Exercises to complete
**a.** Output the passage of the Jamis 3VO forum thread that starts at "## Doodgehull (Apr" and ends at "this? Do tell.", with the wording unchanged.
**b.** Answer these questions from the Jamis 3VO forum thread:
(i) How many warranty rear triangles did smithcreek go through on the earlier single-pivot Jamis?
(ii) What name does kosmo say the suspension platform should have been called?
(iii) Which line does fc in the house quote before asking for more information?
**c.** Take the Jamis 3VO forum thread further, picking up after its final post.

Text passage
■ ■ ■ ■ ■

# Jamis Bikes releases new 3VO suspension platform



## smoothmoose (Jun 8, 2008)

Interesting take on dual pivot design. New bikes don't seem pushing the LLS geo much. But interested in hearing the ride reports.


----------



## Doodgehull (Apr 12, 2018)

Holy Batman of chain growth,


----------



## fc in the house (Dec 8, 2016)

>>Holy Batman of chain growth,
You have info on this? Do tell.


----------



## iowinos (Dec 5, 2010)

I'd hate to admit I'd ever buy a bike based on how it looks but these certainly seem like a big step forward aesthetically. At least compared to Jamis's DS options over the past few years.


----------



## kosmo (Oct 27, 2004)

Go Chris! Should be called "Speedgoat Sus" though.


----------



## 02_NRS (Jan 27, 2004)

tanks for keeping 26'rs alive!


----------



## smithcreek (Nov 27, 2012)

Holy cow! I had a Jamis with a single pivot and after 4 warranty rear triangles got rid of it. They couldn't do a simple single pivot right and now they do this contraption? Good luck!

■ ■ ■ ■ ■

Supplied records
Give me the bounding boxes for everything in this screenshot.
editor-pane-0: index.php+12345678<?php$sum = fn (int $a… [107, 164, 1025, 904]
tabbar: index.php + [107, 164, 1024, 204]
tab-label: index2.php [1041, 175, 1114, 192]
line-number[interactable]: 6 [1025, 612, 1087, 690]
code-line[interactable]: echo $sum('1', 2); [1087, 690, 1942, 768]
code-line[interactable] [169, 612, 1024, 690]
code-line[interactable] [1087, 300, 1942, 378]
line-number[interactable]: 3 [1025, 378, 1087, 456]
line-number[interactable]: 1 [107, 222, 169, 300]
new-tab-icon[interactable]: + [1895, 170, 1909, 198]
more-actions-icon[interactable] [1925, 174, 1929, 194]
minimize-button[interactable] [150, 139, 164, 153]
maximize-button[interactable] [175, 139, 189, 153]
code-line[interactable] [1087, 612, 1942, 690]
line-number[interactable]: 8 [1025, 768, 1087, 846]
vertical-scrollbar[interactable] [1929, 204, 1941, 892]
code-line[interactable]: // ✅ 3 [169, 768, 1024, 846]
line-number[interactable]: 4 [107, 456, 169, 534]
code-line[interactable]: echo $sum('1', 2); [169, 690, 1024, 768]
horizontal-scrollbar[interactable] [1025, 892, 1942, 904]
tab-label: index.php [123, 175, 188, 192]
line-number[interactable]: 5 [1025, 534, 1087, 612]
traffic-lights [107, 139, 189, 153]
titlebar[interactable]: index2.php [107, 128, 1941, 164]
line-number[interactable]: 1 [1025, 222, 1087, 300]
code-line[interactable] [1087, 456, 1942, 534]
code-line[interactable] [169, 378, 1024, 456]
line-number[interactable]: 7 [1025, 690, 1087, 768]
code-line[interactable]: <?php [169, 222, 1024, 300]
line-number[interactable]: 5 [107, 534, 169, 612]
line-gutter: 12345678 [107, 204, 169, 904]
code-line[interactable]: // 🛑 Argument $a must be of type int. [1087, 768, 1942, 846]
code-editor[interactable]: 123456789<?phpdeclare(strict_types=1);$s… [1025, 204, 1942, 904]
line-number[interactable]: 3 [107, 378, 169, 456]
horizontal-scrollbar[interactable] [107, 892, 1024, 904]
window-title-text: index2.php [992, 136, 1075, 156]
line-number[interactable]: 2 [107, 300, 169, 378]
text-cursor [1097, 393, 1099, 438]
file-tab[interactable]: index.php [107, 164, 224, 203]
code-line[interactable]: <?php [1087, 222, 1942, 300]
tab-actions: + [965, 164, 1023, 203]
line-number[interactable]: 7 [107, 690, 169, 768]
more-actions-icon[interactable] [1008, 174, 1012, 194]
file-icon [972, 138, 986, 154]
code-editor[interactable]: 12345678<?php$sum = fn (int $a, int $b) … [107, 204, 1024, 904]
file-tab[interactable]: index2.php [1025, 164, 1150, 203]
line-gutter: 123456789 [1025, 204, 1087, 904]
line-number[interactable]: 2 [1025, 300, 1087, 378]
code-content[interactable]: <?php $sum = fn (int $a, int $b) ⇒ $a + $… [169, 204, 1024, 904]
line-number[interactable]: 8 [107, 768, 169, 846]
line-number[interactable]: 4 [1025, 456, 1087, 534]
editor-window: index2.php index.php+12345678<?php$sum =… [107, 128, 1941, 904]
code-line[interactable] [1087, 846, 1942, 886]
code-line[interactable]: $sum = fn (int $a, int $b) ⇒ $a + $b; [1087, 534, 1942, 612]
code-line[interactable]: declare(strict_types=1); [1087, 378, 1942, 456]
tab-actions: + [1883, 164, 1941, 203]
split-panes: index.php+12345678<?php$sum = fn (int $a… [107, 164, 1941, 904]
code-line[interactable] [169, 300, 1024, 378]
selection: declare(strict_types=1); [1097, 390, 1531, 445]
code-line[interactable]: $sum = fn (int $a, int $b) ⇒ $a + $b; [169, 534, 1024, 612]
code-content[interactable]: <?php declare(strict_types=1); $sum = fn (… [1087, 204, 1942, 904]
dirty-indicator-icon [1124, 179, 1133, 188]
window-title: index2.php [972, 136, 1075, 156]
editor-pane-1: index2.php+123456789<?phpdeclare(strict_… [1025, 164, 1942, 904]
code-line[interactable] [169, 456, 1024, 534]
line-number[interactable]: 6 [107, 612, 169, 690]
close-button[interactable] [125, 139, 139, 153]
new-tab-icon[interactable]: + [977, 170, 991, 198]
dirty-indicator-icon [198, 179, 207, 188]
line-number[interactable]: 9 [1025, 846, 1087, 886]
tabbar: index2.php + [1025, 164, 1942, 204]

■ ■ ■ ■ ■

Responses in order
**a.**
## Doodgehull (Apr 12, 2018)

Holy Batman of chain growth,


----------



## fc in the house (Dec 8, 2016)

>>Holy Batman of chain growth,
You have info on this? Do tell.

**b.**
(i) Four.
(ii) "Speedgoat Sus."
(iii) "Holy Batman of chain growth,"

**c.**
----------



## YamaLink (Jun 23, 2010)

@dave ditto! About 8 years ago I had the biggest headache with Jamis rear triangles. Four replacements. One time they sent a rear triangle from another model.


----------



## Bnystrom (Apr 28, 2007)

There appear to be at least 12 bearings in the linkage, plus the top and bottom shock pivots. This may be the "holy grail" of suspension design (who knows?), but how long will it last? I have nothing against Jamis, but like others above, I have one that had a rear triangle issue due to poorly aligned and installed bearings. This one has 50% more bearings, which really makes me wonder.


----------



## JB10 (May 21, 2018)

I replaced at least 6 on my Dakar XC Comp


----------



## JasonRad (Nov 15, 2010)

Just Another Maintenance Intensive Suspension.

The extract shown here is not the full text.